Reproduce the material word for word; the images stay out.

Figure data in JSON
>> Start
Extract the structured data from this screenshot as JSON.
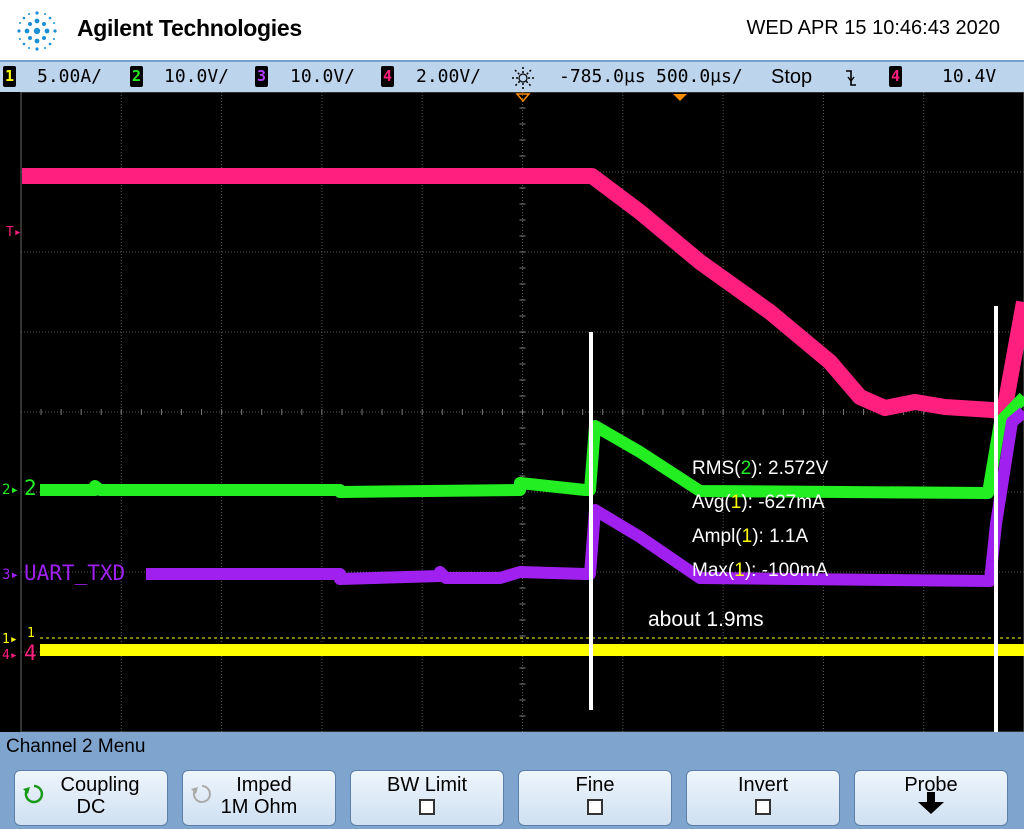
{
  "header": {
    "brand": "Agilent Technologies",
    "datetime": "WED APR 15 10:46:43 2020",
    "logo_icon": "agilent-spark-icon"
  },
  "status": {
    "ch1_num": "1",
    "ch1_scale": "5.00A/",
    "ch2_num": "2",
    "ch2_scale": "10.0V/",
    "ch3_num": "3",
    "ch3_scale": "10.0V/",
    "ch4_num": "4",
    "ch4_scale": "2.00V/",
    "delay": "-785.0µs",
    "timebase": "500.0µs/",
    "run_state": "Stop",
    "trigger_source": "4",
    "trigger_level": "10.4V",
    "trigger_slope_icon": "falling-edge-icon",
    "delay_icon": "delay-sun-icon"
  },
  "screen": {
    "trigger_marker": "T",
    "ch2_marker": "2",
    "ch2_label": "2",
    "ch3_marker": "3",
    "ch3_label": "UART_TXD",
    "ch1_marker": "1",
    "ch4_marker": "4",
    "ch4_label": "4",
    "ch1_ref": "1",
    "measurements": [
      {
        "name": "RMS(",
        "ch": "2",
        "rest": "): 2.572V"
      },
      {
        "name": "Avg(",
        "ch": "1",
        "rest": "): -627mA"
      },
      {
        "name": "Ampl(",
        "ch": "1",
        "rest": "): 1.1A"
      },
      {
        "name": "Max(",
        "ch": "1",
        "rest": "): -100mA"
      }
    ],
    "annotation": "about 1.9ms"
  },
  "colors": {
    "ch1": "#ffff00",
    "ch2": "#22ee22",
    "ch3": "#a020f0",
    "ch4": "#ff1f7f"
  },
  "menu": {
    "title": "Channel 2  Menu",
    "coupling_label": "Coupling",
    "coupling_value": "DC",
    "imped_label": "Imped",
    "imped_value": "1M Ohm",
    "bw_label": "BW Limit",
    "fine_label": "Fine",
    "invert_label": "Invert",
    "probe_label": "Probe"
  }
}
>> End
Output for this task ->
Extract the structured data from this screenshot as JSON.
{
  "header": {
    "brand": "Agilent Technologies",
    "datetime": "WED APR 15 10:46:43 2020",
    "logo_icon": "agilent-spark-icon"
  },
  "status": {
    "ch1_num": "1",
    "ch1_scale": "5.00A/",
    "ch2_num": "2",
    "ch2_scale": "10.0V/",
    "ch3_num": "3",
    "ch3_scale": "10.0V/",
    "ch4_num": "4",
    "ch4_scale": "2.00V/",
    "delay": "-785.0µs",
    "timebase": "500.0µs/",
    "run_state": "Stop",
    "trigger_source": "4",
    "trigger_level": "10.4V",
    "trigger_slope_icon": "falling-edge-icon",
    "delay_icon": "delay-sun-icon"
  },
  "screen": {
    "trigger_marker": "T",
    "ch2_marker": "2",
    "ch2_label": "2",
    "ch3_marker": "3",
    "ch3_label": "UART_TXD",
    "ch1_marker": "1",
    "ch4_marker": "4",
    "ch4_label": "4",
    "ch1_ref": "1",
    "measurements": [
      {
        "name": "RMS(",
        "ch": "2",
        "rest": "): 2.572V"
      },
      {
        "name": "Avg(",
        "ch": "1",
        "rest": "): -627mA"
      },
      {
        "name": "Ampl(",
        "ch": "1",
        "rest": "): 1.1A"
      },
      {
        "name": "Max(",
        "ch": "1",
        "rest": "): -100mA"
      }
    ],
    "annotation": "about 1.9ms"
  },
  "colors": {
    "ch1": "#ffff00",
    "ch2": "#22ee22",
    "ch3": "#a020f0",
    "ch4": "#ff1f7f"
  },
  "menu": {
    "title": "Channel 2  Menu",
    "coupling_label": "Coupling",
    "coupling_value": "DC",
    "imped_label": "Imped",
    "imped_value": "1M Ohm",
    "bw_label": "BW Limit",
    "fine_label": "Fine",
    "invert_label": "Invert",
    "probe_label": "Probe"
  }
}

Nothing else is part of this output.